• **WHAT YOU ARE ASKED TO DO**
Read through the entries below and return each line with the word "brand".

• **EXERCISE INPUTS**
# # # # #
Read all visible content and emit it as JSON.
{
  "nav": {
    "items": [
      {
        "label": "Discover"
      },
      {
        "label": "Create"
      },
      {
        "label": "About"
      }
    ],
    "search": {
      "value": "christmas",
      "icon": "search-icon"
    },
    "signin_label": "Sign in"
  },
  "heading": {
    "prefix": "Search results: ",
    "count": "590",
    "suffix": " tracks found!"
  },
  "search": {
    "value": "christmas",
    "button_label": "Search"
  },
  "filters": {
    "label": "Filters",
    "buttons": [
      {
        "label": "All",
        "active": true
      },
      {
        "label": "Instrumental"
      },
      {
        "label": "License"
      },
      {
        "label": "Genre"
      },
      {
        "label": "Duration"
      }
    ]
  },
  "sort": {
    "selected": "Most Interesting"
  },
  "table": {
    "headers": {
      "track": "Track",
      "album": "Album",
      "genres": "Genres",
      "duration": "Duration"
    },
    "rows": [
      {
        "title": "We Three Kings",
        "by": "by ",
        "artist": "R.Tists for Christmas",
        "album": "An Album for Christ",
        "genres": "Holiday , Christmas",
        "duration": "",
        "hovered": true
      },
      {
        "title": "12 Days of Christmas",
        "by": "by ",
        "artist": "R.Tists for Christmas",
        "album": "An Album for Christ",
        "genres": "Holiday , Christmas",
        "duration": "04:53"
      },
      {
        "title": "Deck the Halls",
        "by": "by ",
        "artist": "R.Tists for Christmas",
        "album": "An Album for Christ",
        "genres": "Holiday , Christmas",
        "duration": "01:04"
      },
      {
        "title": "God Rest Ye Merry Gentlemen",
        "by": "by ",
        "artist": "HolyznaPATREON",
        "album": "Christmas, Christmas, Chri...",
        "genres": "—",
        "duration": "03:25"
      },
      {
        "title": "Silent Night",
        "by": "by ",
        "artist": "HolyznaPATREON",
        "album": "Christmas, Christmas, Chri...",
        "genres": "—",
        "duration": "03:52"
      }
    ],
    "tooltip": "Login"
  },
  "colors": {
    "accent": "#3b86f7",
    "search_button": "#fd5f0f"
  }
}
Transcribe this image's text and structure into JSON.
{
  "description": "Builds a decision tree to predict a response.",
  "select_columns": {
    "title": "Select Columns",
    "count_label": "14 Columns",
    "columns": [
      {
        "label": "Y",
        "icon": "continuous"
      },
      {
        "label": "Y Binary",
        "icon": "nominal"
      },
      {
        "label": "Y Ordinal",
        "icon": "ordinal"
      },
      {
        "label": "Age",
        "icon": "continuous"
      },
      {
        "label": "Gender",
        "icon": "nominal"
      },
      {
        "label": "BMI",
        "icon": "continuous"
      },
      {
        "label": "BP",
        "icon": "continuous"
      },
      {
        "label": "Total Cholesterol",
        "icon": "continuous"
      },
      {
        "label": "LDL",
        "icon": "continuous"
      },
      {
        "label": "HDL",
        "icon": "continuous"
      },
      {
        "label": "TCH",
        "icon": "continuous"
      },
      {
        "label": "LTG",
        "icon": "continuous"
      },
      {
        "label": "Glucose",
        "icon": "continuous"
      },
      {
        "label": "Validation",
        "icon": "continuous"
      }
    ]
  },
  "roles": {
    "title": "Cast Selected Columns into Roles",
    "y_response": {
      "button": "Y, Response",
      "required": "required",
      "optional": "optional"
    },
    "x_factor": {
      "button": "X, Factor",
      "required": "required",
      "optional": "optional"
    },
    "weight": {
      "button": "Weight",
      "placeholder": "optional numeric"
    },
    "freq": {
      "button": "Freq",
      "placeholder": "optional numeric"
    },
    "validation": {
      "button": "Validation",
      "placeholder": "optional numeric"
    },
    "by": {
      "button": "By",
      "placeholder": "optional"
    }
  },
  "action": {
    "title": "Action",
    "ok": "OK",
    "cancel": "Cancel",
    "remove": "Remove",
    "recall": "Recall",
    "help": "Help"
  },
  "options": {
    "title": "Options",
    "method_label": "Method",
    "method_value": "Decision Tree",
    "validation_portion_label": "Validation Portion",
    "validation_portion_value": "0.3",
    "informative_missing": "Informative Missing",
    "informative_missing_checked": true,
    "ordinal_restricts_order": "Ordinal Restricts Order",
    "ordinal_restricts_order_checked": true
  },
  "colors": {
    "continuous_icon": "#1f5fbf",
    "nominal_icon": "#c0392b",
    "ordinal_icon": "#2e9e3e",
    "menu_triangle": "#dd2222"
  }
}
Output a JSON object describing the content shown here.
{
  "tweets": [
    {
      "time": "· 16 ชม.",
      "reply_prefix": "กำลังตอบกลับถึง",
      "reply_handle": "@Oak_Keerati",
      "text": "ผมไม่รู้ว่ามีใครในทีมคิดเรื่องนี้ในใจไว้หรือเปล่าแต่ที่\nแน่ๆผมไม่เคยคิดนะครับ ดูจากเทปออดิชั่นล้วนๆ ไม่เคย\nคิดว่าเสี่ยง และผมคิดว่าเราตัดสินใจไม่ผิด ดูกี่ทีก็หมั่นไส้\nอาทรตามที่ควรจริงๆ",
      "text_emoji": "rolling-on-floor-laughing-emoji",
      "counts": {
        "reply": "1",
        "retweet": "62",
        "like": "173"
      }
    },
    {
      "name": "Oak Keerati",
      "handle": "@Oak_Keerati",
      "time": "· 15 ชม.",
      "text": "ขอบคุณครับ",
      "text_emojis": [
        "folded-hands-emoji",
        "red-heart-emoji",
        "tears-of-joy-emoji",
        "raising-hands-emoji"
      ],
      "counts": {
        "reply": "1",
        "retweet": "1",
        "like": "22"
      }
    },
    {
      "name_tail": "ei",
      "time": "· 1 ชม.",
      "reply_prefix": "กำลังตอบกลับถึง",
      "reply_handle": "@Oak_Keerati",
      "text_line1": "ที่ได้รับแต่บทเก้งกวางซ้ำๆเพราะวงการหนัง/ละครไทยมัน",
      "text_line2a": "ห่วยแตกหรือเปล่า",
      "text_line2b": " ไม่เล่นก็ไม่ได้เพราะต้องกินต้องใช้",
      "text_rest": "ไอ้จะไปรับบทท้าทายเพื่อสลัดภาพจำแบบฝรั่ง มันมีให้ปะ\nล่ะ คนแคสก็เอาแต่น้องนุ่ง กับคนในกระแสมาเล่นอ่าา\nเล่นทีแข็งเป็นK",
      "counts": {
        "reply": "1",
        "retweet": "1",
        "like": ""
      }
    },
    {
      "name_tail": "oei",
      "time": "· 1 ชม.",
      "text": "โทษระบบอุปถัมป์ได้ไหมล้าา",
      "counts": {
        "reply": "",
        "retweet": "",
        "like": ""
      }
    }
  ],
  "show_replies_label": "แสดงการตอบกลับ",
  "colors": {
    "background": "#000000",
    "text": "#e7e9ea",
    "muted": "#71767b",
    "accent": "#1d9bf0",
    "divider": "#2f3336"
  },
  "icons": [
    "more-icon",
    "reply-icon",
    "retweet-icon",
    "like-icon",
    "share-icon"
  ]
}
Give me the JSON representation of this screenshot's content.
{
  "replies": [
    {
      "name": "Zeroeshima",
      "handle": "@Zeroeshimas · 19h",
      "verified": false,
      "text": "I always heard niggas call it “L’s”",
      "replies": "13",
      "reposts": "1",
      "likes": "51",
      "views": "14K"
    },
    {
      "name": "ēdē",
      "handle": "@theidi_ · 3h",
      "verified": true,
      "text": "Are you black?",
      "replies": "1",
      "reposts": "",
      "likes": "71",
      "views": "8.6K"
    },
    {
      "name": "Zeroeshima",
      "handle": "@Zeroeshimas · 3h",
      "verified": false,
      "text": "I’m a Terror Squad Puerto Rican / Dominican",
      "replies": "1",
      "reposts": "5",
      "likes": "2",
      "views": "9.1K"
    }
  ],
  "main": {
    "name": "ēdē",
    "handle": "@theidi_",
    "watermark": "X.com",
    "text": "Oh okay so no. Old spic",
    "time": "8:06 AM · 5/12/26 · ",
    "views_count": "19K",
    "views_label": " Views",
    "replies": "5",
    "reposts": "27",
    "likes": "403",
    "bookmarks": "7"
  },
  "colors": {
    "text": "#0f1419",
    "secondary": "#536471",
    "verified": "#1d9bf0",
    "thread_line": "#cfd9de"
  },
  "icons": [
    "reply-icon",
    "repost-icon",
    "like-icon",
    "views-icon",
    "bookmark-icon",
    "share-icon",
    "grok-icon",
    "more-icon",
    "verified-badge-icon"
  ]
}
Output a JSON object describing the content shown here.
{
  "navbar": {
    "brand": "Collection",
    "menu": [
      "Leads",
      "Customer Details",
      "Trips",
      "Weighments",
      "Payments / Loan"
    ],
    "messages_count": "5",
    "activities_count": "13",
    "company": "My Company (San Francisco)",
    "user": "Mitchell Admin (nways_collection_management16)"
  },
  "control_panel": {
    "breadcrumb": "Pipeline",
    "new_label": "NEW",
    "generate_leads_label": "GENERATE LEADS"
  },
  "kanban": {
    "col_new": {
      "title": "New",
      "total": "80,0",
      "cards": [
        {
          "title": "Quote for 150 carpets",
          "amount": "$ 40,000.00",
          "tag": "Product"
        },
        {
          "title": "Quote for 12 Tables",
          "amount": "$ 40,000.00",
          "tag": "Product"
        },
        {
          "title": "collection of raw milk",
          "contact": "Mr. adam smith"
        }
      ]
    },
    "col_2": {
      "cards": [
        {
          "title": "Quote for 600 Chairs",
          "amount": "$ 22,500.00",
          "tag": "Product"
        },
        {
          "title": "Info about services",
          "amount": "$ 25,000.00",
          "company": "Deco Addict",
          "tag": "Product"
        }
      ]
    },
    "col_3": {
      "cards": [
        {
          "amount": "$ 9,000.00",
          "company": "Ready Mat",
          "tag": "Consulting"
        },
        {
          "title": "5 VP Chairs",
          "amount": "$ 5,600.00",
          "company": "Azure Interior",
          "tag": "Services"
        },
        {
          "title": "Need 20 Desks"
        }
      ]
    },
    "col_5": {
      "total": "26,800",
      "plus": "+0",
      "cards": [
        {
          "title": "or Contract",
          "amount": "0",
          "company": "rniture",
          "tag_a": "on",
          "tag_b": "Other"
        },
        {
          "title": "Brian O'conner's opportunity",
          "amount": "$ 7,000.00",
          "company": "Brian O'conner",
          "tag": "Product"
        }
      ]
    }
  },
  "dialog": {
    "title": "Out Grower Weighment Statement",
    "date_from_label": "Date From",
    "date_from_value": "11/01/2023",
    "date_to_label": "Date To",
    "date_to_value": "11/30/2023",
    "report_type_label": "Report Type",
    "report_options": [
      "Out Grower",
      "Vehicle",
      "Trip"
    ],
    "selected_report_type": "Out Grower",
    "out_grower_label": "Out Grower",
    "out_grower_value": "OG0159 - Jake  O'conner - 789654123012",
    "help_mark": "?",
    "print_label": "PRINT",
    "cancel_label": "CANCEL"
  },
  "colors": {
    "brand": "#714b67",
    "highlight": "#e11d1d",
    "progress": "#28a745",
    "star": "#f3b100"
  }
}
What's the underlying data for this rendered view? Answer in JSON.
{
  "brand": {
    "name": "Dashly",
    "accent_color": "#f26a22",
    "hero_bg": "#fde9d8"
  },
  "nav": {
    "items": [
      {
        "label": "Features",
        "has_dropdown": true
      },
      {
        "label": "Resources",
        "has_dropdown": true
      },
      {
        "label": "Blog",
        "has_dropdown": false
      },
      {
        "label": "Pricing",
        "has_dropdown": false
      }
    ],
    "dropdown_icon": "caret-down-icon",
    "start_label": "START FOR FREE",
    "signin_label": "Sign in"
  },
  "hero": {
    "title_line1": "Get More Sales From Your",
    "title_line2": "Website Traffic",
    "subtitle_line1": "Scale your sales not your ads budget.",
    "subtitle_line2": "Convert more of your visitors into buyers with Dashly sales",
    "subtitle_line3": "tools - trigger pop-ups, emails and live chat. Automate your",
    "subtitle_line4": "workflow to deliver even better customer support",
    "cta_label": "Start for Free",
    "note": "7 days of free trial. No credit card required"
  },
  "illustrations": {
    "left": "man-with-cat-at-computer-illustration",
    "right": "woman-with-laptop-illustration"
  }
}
# # # # #
• **SOLVED PROBLEM**
    "brand": "Collection",
    "brand": "#714b67",
  "brand": {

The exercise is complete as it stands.